JOB: Wherever "type" appears in a line, list that line.

GIVEN INFORMATION:

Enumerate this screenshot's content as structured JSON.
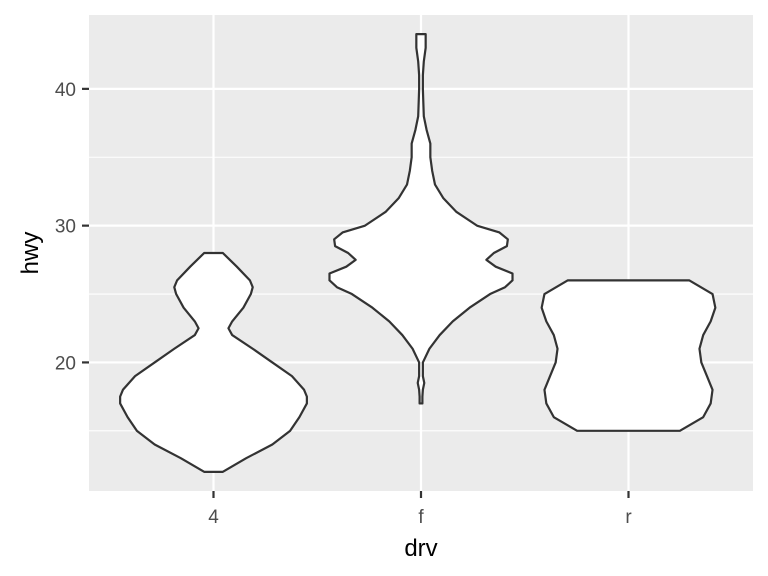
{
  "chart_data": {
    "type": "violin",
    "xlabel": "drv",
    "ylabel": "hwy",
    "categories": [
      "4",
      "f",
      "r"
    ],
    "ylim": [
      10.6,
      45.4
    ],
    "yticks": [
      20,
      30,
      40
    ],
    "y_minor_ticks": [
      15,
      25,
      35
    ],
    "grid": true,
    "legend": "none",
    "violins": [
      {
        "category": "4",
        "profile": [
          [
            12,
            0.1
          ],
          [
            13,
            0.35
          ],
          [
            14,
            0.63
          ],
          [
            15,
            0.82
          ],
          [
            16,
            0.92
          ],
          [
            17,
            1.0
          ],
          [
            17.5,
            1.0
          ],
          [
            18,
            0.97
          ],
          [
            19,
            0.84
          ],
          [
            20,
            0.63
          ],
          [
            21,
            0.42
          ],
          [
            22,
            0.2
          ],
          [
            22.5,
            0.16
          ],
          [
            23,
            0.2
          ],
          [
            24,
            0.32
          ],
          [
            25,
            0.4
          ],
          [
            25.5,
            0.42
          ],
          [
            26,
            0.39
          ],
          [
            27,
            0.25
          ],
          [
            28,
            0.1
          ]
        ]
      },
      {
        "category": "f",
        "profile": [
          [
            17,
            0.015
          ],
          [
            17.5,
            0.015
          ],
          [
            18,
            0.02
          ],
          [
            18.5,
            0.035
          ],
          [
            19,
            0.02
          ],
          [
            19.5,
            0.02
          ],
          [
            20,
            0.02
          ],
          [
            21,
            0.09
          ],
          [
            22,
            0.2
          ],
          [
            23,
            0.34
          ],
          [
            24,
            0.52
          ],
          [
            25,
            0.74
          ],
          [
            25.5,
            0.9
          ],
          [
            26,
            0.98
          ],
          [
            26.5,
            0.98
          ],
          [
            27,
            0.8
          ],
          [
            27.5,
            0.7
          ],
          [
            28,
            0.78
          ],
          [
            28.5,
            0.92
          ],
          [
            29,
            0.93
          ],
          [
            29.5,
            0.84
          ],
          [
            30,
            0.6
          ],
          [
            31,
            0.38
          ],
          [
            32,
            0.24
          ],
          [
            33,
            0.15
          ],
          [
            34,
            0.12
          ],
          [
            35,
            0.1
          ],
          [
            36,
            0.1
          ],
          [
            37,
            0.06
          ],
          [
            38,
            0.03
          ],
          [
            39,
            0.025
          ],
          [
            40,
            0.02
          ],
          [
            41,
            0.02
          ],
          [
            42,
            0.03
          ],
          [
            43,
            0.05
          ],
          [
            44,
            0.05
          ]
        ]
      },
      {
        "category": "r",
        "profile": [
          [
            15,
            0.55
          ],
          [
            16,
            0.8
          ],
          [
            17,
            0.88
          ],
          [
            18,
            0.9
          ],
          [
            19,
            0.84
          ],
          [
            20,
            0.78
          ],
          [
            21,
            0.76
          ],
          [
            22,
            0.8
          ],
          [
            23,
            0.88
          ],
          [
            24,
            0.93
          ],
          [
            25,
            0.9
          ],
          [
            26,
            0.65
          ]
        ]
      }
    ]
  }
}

---

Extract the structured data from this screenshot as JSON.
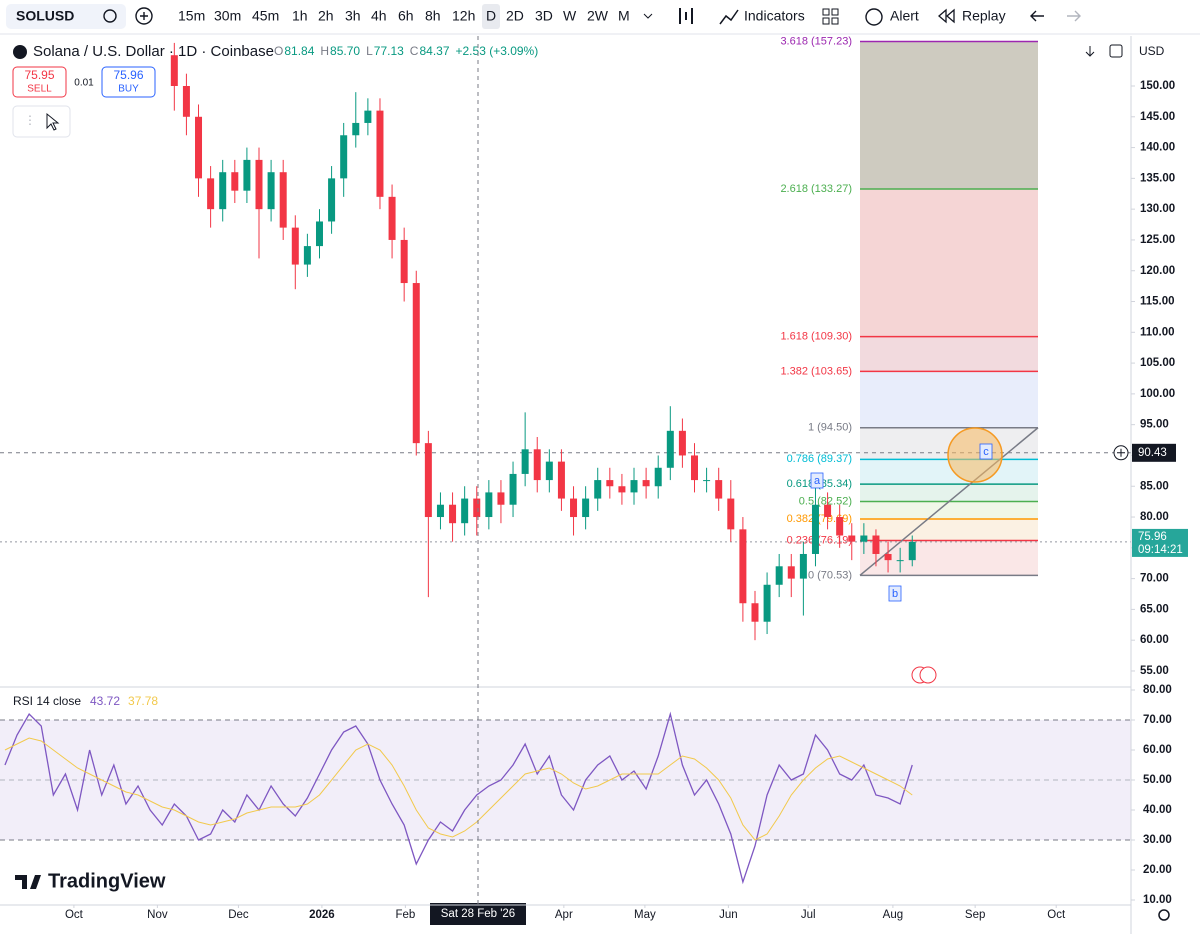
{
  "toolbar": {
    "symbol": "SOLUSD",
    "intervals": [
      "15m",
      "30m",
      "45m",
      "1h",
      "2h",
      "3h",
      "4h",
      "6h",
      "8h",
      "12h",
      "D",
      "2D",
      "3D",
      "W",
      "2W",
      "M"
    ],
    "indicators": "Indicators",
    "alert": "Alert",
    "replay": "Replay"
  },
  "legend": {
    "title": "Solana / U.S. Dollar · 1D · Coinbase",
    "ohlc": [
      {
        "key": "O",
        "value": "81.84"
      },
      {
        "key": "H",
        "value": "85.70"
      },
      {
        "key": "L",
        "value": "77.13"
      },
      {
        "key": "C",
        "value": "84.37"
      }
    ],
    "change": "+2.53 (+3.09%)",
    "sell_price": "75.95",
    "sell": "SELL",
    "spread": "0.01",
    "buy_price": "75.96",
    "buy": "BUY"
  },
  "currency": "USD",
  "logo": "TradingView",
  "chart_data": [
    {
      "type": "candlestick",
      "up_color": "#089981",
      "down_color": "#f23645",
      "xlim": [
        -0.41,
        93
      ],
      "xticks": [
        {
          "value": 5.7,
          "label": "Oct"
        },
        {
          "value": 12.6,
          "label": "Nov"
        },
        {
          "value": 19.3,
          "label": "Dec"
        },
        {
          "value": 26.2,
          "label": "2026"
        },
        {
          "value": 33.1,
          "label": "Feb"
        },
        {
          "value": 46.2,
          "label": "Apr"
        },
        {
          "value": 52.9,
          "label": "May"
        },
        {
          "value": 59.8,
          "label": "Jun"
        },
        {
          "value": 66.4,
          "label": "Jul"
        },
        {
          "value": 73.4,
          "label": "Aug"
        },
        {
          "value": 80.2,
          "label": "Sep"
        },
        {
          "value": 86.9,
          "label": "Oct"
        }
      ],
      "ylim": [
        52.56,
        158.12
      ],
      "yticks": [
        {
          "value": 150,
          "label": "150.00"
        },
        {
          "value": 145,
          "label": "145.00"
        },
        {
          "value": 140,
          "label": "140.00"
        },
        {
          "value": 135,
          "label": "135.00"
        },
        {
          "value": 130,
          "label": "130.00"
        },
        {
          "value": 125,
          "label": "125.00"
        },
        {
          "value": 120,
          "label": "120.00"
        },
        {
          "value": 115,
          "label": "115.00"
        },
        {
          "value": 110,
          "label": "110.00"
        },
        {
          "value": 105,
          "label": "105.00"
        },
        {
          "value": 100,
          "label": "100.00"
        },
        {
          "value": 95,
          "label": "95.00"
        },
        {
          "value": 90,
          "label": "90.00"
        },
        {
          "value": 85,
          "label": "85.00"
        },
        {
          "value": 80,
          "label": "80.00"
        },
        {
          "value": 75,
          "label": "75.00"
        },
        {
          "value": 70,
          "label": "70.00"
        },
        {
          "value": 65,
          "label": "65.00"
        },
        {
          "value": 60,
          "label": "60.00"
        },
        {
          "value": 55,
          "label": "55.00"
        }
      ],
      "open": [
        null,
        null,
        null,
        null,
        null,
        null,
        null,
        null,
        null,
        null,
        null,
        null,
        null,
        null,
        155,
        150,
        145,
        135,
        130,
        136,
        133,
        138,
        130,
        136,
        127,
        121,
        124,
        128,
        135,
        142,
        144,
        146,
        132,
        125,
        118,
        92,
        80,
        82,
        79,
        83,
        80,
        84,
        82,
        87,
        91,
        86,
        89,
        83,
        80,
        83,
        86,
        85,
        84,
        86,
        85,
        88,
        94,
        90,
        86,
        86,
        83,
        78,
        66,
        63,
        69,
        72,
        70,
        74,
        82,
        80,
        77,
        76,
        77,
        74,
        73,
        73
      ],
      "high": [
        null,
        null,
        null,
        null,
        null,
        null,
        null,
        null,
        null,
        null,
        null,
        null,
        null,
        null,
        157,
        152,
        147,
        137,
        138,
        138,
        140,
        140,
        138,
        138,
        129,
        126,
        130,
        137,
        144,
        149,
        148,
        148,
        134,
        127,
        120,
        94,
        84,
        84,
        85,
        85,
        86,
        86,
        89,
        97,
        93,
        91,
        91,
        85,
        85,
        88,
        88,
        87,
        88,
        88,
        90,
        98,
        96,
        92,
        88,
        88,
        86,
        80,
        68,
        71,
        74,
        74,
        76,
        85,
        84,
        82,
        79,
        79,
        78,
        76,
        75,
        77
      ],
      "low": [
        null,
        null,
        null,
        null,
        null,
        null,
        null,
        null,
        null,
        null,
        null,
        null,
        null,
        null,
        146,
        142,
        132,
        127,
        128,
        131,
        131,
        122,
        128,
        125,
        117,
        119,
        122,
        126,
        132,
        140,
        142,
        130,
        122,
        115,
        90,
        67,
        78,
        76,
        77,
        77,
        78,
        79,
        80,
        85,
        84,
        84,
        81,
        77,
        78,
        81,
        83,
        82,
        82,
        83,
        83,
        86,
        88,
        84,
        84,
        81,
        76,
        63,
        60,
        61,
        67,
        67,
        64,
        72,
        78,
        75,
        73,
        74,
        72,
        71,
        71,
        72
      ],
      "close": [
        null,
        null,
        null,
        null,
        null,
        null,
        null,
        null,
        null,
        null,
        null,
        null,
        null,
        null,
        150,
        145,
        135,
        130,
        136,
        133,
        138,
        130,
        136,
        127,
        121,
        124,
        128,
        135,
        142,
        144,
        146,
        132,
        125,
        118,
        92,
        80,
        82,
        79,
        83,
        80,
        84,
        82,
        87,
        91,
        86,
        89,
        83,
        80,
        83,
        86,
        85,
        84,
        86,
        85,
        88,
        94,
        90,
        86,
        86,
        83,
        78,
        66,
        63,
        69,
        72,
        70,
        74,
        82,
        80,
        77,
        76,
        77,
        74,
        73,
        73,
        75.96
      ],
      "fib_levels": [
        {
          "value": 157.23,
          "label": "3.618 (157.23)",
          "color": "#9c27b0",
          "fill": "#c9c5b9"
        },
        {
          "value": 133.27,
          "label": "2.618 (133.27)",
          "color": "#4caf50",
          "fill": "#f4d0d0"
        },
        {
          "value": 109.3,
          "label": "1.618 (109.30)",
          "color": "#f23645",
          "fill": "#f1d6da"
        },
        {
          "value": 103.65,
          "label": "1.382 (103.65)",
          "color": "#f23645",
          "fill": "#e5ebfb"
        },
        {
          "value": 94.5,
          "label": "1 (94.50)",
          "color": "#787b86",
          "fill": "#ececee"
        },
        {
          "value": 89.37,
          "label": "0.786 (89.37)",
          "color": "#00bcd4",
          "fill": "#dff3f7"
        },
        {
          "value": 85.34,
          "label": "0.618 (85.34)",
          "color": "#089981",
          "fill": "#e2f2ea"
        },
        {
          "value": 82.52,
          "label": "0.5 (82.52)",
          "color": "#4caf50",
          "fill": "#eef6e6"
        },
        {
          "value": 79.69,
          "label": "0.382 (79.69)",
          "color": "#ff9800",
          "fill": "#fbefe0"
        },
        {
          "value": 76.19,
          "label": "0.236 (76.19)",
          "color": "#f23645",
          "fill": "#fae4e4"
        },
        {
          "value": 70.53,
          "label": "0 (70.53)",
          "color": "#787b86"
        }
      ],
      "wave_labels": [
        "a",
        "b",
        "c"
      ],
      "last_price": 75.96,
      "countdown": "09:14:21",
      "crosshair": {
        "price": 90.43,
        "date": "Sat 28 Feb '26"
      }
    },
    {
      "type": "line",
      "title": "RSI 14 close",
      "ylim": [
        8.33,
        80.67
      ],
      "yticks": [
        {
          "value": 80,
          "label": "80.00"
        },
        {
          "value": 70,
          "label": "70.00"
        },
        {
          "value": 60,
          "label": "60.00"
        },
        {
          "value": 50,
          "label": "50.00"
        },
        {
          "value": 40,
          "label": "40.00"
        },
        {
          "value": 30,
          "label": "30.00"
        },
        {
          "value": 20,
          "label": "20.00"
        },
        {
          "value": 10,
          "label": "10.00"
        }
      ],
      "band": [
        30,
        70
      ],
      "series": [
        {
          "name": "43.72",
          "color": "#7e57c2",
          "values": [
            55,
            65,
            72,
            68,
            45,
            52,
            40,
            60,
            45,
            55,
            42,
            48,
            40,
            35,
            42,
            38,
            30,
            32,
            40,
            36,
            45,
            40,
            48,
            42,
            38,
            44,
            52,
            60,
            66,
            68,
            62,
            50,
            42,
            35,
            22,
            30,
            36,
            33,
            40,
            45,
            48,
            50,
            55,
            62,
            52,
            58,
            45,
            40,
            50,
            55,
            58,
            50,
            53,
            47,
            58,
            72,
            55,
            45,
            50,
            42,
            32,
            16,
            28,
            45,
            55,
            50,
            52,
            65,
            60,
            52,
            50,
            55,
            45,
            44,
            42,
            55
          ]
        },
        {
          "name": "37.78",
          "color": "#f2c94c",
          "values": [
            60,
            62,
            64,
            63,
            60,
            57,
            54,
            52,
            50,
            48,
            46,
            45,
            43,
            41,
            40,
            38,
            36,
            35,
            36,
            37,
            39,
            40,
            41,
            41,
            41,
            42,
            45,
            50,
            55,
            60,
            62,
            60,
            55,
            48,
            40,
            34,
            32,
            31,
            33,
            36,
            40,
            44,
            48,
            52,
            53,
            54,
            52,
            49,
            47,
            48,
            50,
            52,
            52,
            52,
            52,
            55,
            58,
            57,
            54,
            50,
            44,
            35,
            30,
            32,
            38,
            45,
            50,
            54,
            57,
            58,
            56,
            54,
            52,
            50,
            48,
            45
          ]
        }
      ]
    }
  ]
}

TASK OUTPUT:
    "type": "violin",
      "type": "candlestick",
      "type": "line",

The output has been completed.